* BEGIN Entries supplied *

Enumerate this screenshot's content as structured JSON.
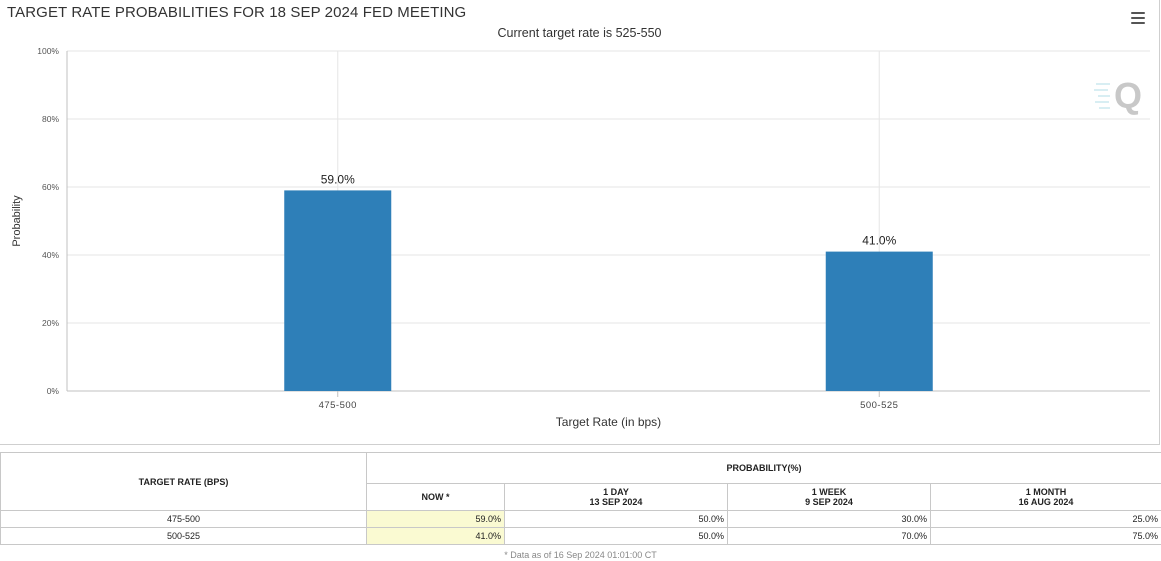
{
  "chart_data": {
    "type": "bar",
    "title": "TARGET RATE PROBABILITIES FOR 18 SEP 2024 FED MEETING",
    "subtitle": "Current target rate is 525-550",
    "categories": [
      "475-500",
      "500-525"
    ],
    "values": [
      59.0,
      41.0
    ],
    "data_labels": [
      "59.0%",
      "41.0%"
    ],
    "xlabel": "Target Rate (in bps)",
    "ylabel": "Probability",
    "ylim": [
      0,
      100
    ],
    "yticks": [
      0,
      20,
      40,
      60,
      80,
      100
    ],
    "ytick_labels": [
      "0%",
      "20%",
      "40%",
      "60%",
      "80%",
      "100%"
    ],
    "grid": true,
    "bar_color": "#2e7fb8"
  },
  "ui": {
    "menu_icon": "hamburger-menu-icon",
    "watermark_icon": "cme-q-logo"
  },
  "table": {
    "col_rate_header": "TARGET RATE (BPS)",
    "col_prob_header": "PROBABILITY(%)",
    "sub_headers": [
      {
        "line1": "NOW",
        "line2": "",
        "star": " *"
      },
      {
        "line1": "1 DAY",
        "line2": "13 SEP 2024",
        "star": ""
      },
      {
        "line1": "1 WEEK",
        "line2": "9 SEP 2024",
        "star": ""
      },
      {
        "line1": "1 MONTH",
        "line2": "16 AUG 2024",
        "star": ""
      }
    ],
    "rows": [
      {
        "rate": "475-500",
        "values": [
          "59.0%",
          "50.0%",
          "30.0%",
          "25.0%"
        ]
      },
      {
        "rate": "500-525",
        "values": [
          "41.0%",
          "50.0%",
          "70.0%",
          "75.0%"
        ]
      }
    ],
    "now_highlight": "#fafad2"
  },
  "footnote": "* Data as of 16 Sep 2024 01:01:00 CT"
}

* END Entries supplied *

Exercise aim: Copy all the data exactly as written, but skip any picture.

Answer to this task:
Enumerate this screenshot's content as structured JSON.
{
  "chart_data": {
    "type": "bar",
    "title": "TARGET RATE PROBABILITIES FOR 18 SEP 2024 FED MEETING",
    "subtitle": "Current target rate is 525-550",
    "categories": [
      "475-500",
      "500-525"
    ],
    "values": [
      59.0,
      41.0
    ],
    "data_labels": [
      "59.0%",
      "41.0%"
    ],
    "xlabel": "Target Rate (in bps)",
    "ylabel": "Probability",
    "ylim": [
      0,
      100
    ],
    "yticks": [
      0,
      20,
      40,
      60,
      80,
      100
    ],
    "ytick_labels": [
      "0%",
      "20%",
      "40%",
      "60%",
      "80%",
      "100%"
    ],
    "grid": true,
    "bar_color": "#2e7fb8"
  },
  "ui": {
    "menu_icon": "hamburger-menu-icon",
    "watermark_icon": "cme-q-logo"
  },
  "table": {
    "col_rate_header": "TARGET RATE (BPS)",
    "col_prob_header": "PROBABILITY(%)",
    "sub_headers": [
      {
        "line1": "NOW",
        "line2": "",
        "star": " *"
      },
      {
        "line1": "1 DAY",
        "line2": "13 SEP 2024",
        "star": ""
      },
      {
        "line1": "1 WEEK",
        "line2": "9 SEP 2024",
        "star": ""
      },
      {
        "line1": "1 MONTH",
        "line2": "16 AUG 2024",
        "star": ""
      }
    ],
    "rows": [
      {
        "rate": "475-500",
        "values": [
          "59.0%",
          "50.0%",
          "30.0%",
          "25.0%"
        ]
      },
      {
        "rate": "500-525",
        "values": [
          "41.0%",
          "50.0%",
          "70.0%",
          "75.0%"
        ]
      }
    ],
    "now_highlight": "#fafad2"
  },
  "footnote": "* Data as of 16 Sep 2024 01:01:00 CT"
}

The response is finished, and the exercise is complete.